■ Task prompt
The records that follow should be returned exactly, pictures excluded.

■ Information supplied
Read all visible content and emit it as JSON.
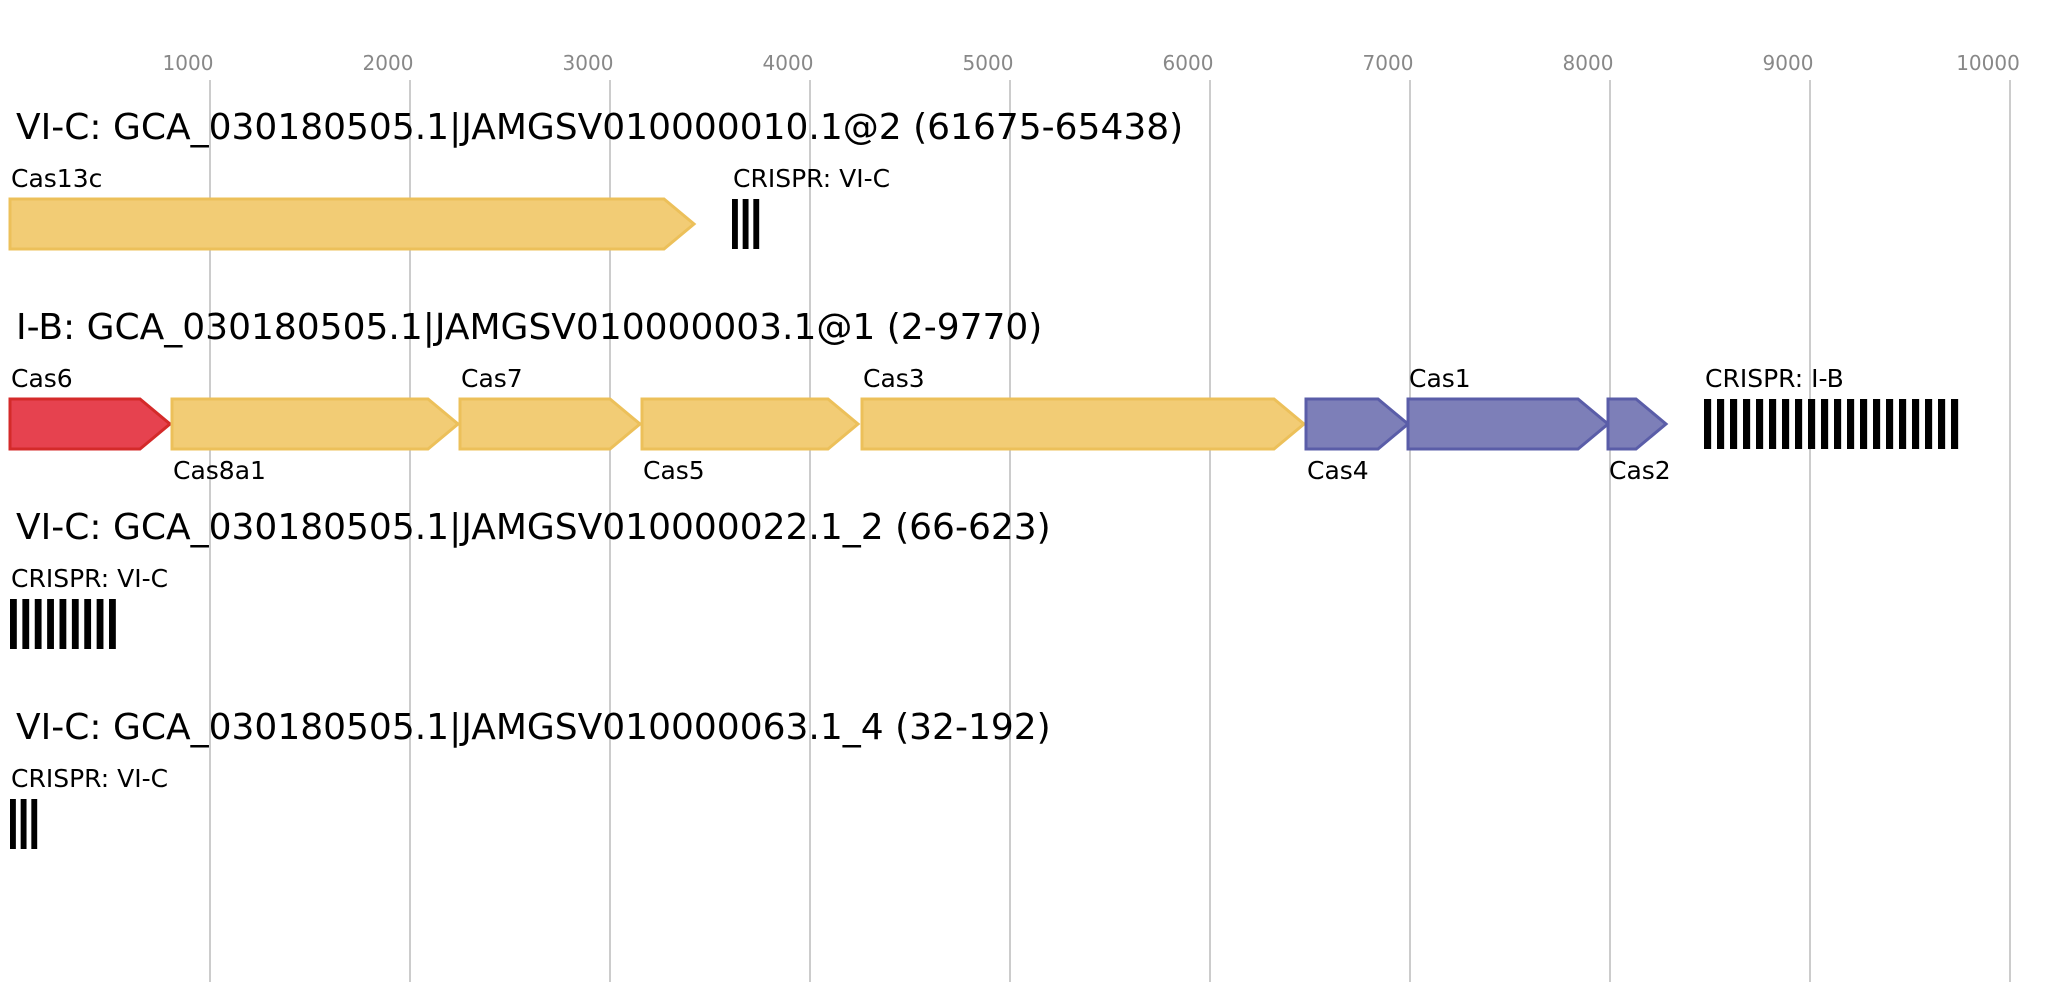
{
  "axis": {
    "ticks": [
      "1000",
      "2000",
      "3000",
      "4000",
      "5000",
      "6000",
      "7000",
      "8000",
      "9000",
      "10000"
    ]
  },
  "colors": {
    "red": "#e6424f",
    "red_stroke": "#d42a2a",
    "yellow": "#f2cc75",
    "yellow_stroke": "#ecc05a",
    "blue": "#7d7fb8",
    "blue_stroke": "#5a5da8",
    "crispr": "#000000"
  },
  "tracks": [
    {
      "title": "VI-C: GCA_030180505.1|JAMGSV010000010.1@2 (61675-65438)",
      "genes": [
        {
          "label": "Cas13c",
          "start": 0,
          "end": 3420,
          "color": "yellow",
          "label_pos": "above"
        }
      ],
      "crisprs": [
        {
          "label": "CRISPR: VI-C",
          "start": 3610,
          "end": 3770,
          "count": 3
        }
      ]
    },
    {
      "title": "I-B: GCA_030180505.1|JAMGSV010000003.1@1 (2-9770)",
      "genes": [
        {
          "label": "Cas6",
          "start": 0,
          "end": 800,
          "color": "red",
          "label_pos": "above"
        },
        {
          "label": "Cas8a1",
          "start": 810,
          "end": 2240,
          "color": "yellow",
          "label_pos": "below"
        },
        {
          "label": "Cas7",
          "start": 2250,
          "end": 3150,
          "color": "yellow",
          "label_pos": "above"
        },
        {
          "label": "Cas5",
          "start": 3160,
          "end": 4240,
          "color": "yellow",
          "label_pos": "below"
        },
        {
          "label": "Cas3",
          "start": 4260,
          "end": 6470,
          "color": "yellow",
          "label_pos": "above"
        },
        {
          "label": "Cas4",
          "start": 6480,
          "end": 6990,
          "color": "blue",
          "label_pos": "below"
        },
        {
          "label": "Cas1",
          "start": 6990,
          "end": 7990,
          "color": "blue",
          "label_pos": "above"
        },
        {
          "label": "Cas2",
          "start": 7990,
          "end": 8280,
          "color": "blue",
          "label_pos": "below"
        }
      ],
      "crisprs": [
        {
          "label": "CRISPR: I-B",
          "start": 8470,
          "end": 9770,
          "count": 20
        }
      ]
    },
    {
      "title": "VI-C: GCA_030180505.1|JAMGSV010000022.1_2 (66-623)",
      "genes": [],
      "crisprs": [
        {
          "label": "CRISPR: VI-C",
          "start": 0,
          "end": 557,
          "count": 9
        }
      ]
    },
    {
      "title": "VI-C: GCA_030180505.1|JAMGSV010000063.1_4 (32-192)",
      "genes": [],
      "crisprs": [
        {
          "label": "CRISPR: VI-C",
          "start": 0,
          "end": 160,
          "count": 3
        }
      ]
    }
  ]
}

■ Result of the task
Read all visible content and emit it as JSON.
{
  "axis": {
    "ticks": [
      "1000",
      "2000",
      "3000",
      "4000",
      "5000",
      "6000",
      "7000",
      "8000",
      "9000",
      "10000"
    ]
  },
  "colors": {
    "red": "#e6424f",
    "red_stroke": "#d42a2a",
    "yellow": "#f2cc75",
    "yellow_stroke": "#ecc05a",
    "blue": "#7d7fb8",
    "blue_stroke": "#5a5da8",
    "crispr": "#000000"
  },
  "tracks": [
    {
      "title": "VI-C: GCA_030180505.1|JAMGSV010000010.1@2 (61675-65438)",
      "genes": [
        {
          "label": "Cas13c",
          "start": 0,
          "end": 3420,
          "color": "yellow",
          "label_pos": "above"
        }
      ],
      "crisprs": [
        {
          "label": "CRISPR: VI-C",
          "start": 3610,
          "end": 3770,
          "count": 3
        }
      ]
    },
    {
      "title": "I-B: GCA_030180505.1|JAMGSV010000003.1@1 (2-9770)",
      "genes": [
        {
          "label": "Cas6",
          "start": 0,
          "end": 800,
          "color": "red",
          "label_pos": "above"
        },
        {
          "label": "Cas8a1",
          "start": 810,
          "end": 2240,
          "color": "yellow",
          "label_pos": "below"
        },
        {
          "label": "Cas7",
          "start": 2250,
          "end": 3150,
          "color": "yellow",
          "label_pos": "above"
        },
        {
          "label": "Cas5",
          "start": 3160,
          "end": 4240,
          "color": "yellow",
          "label_pos": "below"
        },
        {
          "label": "Cas3",
          "start": 4260,
          "end": 6470,
          "color": "yellow",
          "label_pos": "above"
        },
        {
          "label": "Cas4",
          "start": 6480,
          "end": 6990,
          "color": "blue",
          "label_pos": "below"
        },
        {
          "label": "Cas1",
          "start": 6990,
          "end": 7990,
          "color": "blue",
          "label_pos": "above"
        },
        {
          "label": "Cas2",
          "start": 7990,
          "end": 8280,
          "color": "blue",
          "label_pos": "below"
        }
      ],
      "crisprs": [
        {
          "label": "CRISPR: I-B",
          "start": 8470,
          "end": 9770,
          "count": 20
        }
      ]
    },
    {
      "title": "VI-C: GCA_030180505.1|JAMGSV010000022.1_2 (66-623)",
      "genes": [],
      "crisprs": [
        {
          "label": "CRISPR: VI-C",
          "start": 0,
          "end": 557,
          "count": 9
        }
      ]
    },
    {
      "title": "VI-C: GCA_030180505.1|JAMGSV010000063.1_4 (32-192)",
      "genes": [],
      "crisprs": [
        {
          "label": "CRISPR: VI-C",
          "start": 0,
          "end": 160,
          "count": 3
        }
      ]
    }
  ]
}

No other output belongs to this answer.